WHAT IS BEING ASKED: Turn the paragraph of the cartoonist profiles below that begins "Steve McGarry is one of the most prolific" into a short bulleted list that keeps its main facts.

SOURCE DOCUMENT:
In the meantime, he has maintained his abiding interest in aeronautics, producing the covers for RAF Leuchars’ Annual Airshow Programmes until the onset of computer designs in 1998.
Now in “semi retirement”, Ian still accepts commissions as well as enjoying a new career meeting fans and friends, old and new, at various Comic Conferences which will, this year, include his first visit to Lakeland – a date he is looking forward to with much anticipation!
Steve McGarry is one of the most prolific and widely-published cartoonists and illustrators that Britain has ever produced. In the UK alone, his daily strips include “Badlands,” which ran for a dozen years in The Sun, “The Diary of Rock & Pop” in The Daily Star, “Pop Culture” in Today and “World Soccer Diary” in The Sun. Over his four-decade career he has regularly graced the pages of soccer magazines Match, Match of the Day and Shoot! and his comics work ranges from Romeo in the 1970s and Look-In in the 1980s, through to Toxic! today. When The People launched his “Steve McGarry’s 20th Century Heroes” series, they billed him as the “world’s top cartoonist.”
His sports features have been syndicated worldwide since 1982 and his two current features – “Biographic” and “Kid Town” – are syndicated to over 200 newspapers, including The New York Daily News, The Boston Herald and papers as far flung as the South China Morning Post and Kuala Lumpur New Straits Times.

PROVIDED DATA:
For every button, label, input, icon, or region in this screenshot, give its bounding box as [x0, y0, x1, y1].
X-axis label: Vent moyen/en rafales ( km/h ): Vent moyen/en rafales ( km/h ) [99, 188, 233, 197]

SOLUTION FOR THIS PROBLEM:
- Steve McGarry is one of Britain's most prolific and widely published cartoonists and illustrators.
- His UK daily strips include "Badlands," which ran for a dozen years in The Sun, "The Diary of Rock & Pop" in The Daily Star, "Pop Culture" in Today and "World Soccer Diary" in The Sun.
- Over a four-decade career, he has appeared regularly in the soccer magazines Match, Match of the Day and Shoot!
- His comics work runs from Romeo in the 1970s and Look-In in the 1980s to Toxic! today.
- The People billed him as the "world's top cartoonist" when it launched his "Steve McGarry's 20th Century Heroes" series.